*Problem requirements:* Write out each entry, exactly the way it appears.
- - - - - - -
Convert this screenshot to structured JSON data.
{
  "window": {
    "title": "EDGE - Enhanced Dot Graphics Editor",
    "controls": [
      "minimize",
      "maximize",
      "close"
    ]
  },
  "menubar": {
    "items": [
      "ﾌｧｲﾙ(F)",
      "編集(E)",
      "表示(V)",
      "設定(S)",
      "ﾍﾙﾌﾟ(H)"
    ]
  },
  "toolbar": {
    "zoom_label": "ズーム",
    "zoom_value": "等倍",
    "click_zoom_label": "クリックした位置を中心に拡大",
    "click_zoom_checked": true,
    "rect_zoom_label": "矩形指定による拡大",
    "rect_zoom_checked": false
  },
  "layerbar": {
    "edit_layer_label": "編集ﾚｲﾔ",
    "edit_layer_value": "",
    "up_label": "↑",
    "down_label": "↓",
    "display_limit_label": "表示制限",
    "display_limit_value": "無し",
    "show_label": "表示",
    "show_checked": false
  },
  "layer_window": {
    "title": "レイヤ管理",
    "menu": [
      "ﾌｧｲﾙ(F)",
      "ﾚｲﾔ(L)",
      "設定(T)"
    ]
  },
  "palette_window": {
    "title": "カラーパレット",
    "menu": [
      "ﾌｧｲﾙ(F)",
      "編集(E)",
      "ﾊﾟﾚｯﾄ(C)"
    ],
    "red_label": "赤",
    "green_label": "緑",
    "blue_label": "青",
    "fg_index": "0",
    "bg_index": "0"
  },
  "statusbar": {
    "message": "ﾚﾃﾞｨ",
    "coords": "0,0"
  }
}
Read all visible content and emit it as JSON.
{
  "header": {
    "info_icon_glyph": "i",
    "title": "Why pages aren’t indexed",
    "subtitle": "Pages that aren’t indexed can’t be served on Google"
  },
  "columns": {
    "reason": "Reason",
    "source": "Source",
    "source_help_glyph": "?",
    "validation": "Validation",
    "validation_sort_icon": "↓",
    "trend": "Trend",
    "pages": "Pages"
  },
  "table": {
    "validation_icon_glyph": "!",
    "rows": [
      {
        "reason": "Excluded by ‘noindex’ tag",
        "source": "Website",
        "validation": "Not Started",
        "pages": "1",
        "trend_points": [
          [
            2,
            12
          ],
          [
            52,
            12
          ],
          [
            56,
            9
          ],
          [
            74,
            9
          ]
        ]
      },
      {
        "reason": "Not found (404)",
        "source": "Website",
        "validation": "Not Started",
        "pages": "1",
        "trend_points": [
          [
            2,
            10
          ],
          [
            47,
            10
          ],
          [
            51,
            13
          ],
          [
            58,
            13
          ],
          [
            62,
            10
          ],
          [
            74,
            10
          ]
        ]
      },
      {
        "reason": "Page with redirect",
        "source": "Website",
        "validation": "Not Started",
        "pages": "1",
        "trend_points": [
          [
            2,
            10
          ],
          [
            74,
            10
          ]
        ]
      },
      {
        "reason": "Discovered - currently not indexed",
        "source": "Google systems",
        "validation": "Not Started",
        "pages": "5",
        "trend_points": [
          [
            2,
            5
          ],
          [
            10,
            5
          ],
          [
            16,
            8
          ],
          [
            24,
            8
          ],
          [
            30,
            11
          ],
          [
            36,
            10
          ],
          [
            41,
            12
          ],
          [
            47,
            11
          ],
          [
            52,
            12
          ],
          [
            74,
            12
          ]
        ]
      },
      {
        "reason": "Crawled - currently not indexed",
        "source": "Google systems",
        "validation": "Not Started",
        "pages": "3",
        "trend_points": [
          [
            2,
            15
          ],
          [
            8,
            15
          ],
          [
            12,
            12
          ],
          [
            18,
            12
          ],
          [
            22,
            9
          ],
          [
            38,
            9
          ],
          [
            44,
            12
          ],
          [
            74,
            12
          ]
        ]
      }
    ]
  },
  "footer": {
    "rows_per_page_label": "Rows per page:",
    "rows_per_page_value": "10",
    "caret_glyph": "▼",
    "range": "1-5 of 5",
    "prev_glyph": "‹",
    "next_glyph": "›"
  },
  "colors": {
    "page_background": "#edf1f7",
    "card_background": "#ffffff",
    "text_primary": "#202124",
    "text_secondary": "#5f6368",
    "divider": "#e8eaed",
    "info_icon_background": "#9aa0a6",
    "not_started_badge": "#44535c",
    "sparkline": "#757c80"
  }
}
- - - - - - -
*Reply to the exercise:*
Convert this screenshot to structured JSON data.
{
  "window": {
    "title": "EDGE - Enhanced Dot Graphics Editor",
    "controls": [
      "minimize",
      "maximize",
      "close"
    ]
  },
  "menubar": {
    "items": [
      "ﾌｧｲﾙ(F)",
      "編集(E)",
      "表示(V)",
      "設定(S)",
      "ﾍﾙﾌﾟ(H)"
    ]
  },
  "toolbar": {
    "zoom_label": "ズーム",
    "zoom_value": "等倍",
    "click_zoom_label": "クリックした位置を中心に拡大",
    "click_zoom_checked": true,
    "rect_zoom_label": "矩形指定による拡大",
    "rect_zoom_checked": false
  },
  "layerbar": {
    "edit_layer_label": "編集ﾚｲﾔ",
    "edit_layer_value": "",
    "up_label": "↑",
    "down_label": "↓",
    "display_limit_label": "表示制限",
    "display_limit_value": "無し",
    "show_label": "表示",
    "show_checked": false
  },
  "layer_window": {
    "title": "レイヤ管理",
    "menu": [
      "ﾌｧｲﾙ(F)",
      "ﾚｲﾔ(L)",
      "設定(T)"
    ]
  },
  "palette_window": {
    "title": "カラーパレット",
    "menu": [
      "ﾌｧｲﾙ(F)",
      "編集(E)",
      "ﾊﾟﾚｯﾄ(C)"
    ],
    "red_label": "赤",
    "green_label": "緑",
    "blue_label": "青",
    "fg_index": "0",
    "bg_index": "0"
  },
  "statusbar": {
    "message": "ﾚﾃﾞｨ",
    "coords": "0,0"
  }
}
Read all visible content and emit it as JSON.
{
  "header": {
    "info_icon_glyph": "i",
    "title": "Why pages aren’t indexed",
    "subtitle": "Pages that aren’t indexed can’t be served on Google"
  },
  "columns": {
    "reason": "Reason",
    "source": "Source",
    "source_help_glyph": "?",
    "validation": "Validation",
    "validation_sort_icon": "↓",
    "trend": "Trend",
    "pages": "Pages"
  },
  "table": {
    "validation_icon_glyph": "!",
    "rows": [
      {
        "reason": "Excluded by ‘noindex’ tag",
        "source": "Website",
        "validation": "Not Started",
        "pages": "1",
        "trend_points": [
          [
            2,
            12
          ],
          [
            52,
            12
          ],
          [
            56,
            9
          ],
          [
            74,
            9
          ]
        ]
      },
      {
        "reason": "Not found (404)",
        "source": "Website",
        "validation": "Not Started",
        "pages": "1",
        "trend_points": [
          [
            2,
            10
          ],
          [
            47,
            10
          ],
          [
            51,
            13
          ],
          [
            58,
            13
          ],
          [
            62,
            10
          ],
          [
            74,
            10
          ]
        ]
      },
      {
        "reason": "Page with redirect",
        "source": "Website",
        "validation": "Not Started",
        "pages": "1",
        "trend_points": [
          [
            2,
            10
          ],
          [
            74,
            10
          ]
        ]
      },
      {
        "reason": "Discovered - currently not indexed",
        "source": "Google systems",
        "validation": "Not Started",
        "pages": "5",
        "trend_points": [
          [
            2,
            5
          ],
          [
            10,
            5
          ],
          [
            16,
            8
          ],
          [
            24,
            8
          ],
          [
            30,
            11
          ],
          [
            36,
            10
          ],
          [
            41,
            12
          ],
          [
            47,
            11
          ],
          [
            52,
            12
          ],
          [
            74,
            12
          ]
        ]
      },
      {
        "reason": "Crawled - currently not indexed",
        "source": "Google systems",
        "validation": "Not Started",
        "pages": "3",
        "trend_points": [
          [
            2,
            15
          ],
          [
            8,
            15
          ],
          [
            12,
            12
          ],
          [
            18,
            12
          ],
          [
            22,
            9
          ],
          [
            38,
            9
          ],
          [
            44,
            12
          ],
          [
            74,
            12
          ]
        ]
      }
    ]
  },
  "footer": {
    "rows_per_page_label": "Rows per page:",
    "rows_per_page_value": "10",
    "caret_glyph": "▼",
    "range": "1-5 of 5",
    "prev_glyph": "‹",
    "next_glyph": "›"
  },
  "colors": {
    "page_background": "#edf1f7",
    "card_background": "#ffffff",
    "text_primary": "#202124",
    "text_secondary": "#5f6368",
    "divider": "#e8eaed",
    "info_icon_background": "#9aa0a6",
    "not_started_badge": "#44535c",
    "sparkline": "#757c80"
  }
}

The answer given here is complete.